_Objectif A_:
Recopiez mot pour mot le passage du texte sur le découpage électoral en commençant à « Les données démographiques sont » et en terminant à « fait souvent identiques). ».

Les données démographiques sont essentielles au redécoupage des circonscriptions électorales. Le découpage consiste à combiner des unités démographiques définies géographiquement pour créer des circonscriptions à peu près égales en nombre d'habitants. Les données démographiques peuvent être des chiffres de population totale tirés du recensement démographique ou des chiffres tirés des registres des électeurs; les unités démographiques définies géographiquement reflèteront donc ou la géographie du recensement ou celle des élections (ces géographies sont en fait souvent identiques).
Utilisation des données de recensement
Aux États-Unis, la redistribution des sièges du Congrès et le redécoupage des circonscriptions fédérales ont toujours été fondés sur le recensement démographique de toute la population du pays. Le nombre de sièges auquel chaque État a droit au Congrès est fonction de la taille relative de sa population recensée. La Constitution américaine exige que le Census Bureau (le Bureau du recensement) fasse un recensement général de toute la population tous les dix ans. Par conséquent, il fait un recensement national à partir du 1er avril de la première année de chaque décennie (par exemple 1980, 1990 et 2000) et doit en remettre les résultats au président avant le 31 décembre de la même année. Depuis 1975, le bureau du recensement est aussi tenu de faire part de données démographiques aux fins spécifiques de découpage à tous les gouverneurs des États durant dans l'année qui suit le recensement national.

_Entrées de l'exercice_:
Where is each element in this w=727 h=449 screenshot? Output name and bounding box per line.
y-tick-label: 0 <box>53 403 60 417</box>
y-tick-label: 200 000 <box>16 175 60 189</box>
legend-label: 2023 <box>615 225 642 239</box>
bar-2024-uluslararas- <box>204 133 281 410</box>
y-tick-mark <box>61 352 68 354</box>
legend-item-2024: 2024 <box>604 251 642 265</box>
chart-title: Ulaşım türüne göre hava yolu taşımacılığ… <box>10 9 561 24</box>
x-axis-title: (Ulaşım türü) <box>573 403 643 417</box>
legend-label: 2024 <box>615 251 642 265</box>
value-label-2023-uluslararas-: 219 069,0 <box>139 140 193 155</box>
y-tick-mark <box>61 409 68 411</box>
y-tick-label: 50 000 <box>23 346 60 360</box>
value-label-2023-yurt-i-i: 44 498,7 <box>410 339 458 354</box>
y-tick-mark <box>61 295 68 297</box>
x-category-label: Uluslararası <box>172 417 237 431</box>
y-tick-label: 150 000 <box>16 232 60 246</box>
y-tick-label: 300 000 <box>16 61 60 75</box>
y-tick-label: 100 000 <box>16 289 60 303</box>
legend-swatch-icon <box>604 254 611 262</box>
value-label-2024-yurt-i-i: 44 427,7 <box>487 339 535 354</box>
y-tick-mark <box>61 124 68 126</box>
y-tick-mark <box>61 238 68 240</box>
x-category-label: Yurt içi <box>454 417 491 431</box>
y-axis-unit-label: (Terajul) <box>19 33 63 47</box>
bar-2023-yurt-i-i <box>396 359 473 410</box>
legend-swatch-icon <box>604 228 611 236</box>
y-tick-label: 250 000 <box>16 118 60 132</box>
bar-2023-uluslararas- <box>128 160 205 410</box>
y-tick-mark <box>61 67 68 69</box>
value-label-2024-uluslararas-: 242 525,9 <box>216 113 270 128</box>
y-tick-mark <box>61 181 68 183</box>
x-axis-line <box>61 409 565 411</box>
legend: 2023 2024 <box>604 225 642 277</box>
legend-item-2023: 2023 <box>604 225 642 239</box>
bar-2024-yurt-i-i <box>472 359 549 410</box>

_Objectif B_:
Citez à l'identique les entrées ci-dessus, en commençant par la première et en terminant par la ligne qui contient « legend-swatch-icon <box>604 254 611 262</box> », cette dernière incluse.

_Réponse complète A_:
Les données démographiques sont essentielles au redécoupage des circonscriptions électorales. Le découpage consiste à combiner des unités démographiques définies géographiquement pour créer des circonscriptions à peu près égales en nombre d'habitants. Les données démographiques peuvent être des chiffres de population totale tirés du recensement démographique ou des chiffres tirés des registres des électeurs; les unités démographiques définies géographiquement reflèteront donc ou la géographie du recensement ou celle des élections (ces géographies sont en fait souvent identiques).

_Réponse complète B_:
Where is each element in this w=727 h=449 screenshot? Output name and bounding box per line.
y-tick-label: 0 <box>53 403 60 417</box>
y-tick-label: 200 000 <box>16 175 60 189</box>
legend-label: 2023 <box>615 225 642 239</box>
bar-2024-uluslararas- <box>204 133 281 410</box>
y-tick-mark <box>61 352 68 354</box>
legend-item-2024: 2024 <box>604 251 642 265</box>
chart-title: Ulaşım türüne göre hava yolu taşımacılığ… <box>10 9 561 24</box>
x-axis-title: (Ulaşım türü) <box>573 403 643 417</box>
legend-label: 2024 <box>615 251 642 265</box>
value-label-2023-uluslararas-: 219 069,0 <box>139 140 193 155</box>
y-tick-mark <box>61 409 68 411</box>
y-tick-label: 50 000 <box>23 346 60 360</box>
value-label-2023-yurt-i-i: 44 498,7 <box>410 339 458 354</box>
y-tick-mark <box>61 295 68 297</box>
x-category-label: Uluslararası <box>172 417 237 431</box>
y-tick-label: 150 000 <box>16 232 60 246</box>
y-tick-label: 300 000 <box>16 61 60 75</box>
y-tick-label: 100 000 <box>16 289 60 303</box>
legend-swatch-icon <box>604 254 611 262</box>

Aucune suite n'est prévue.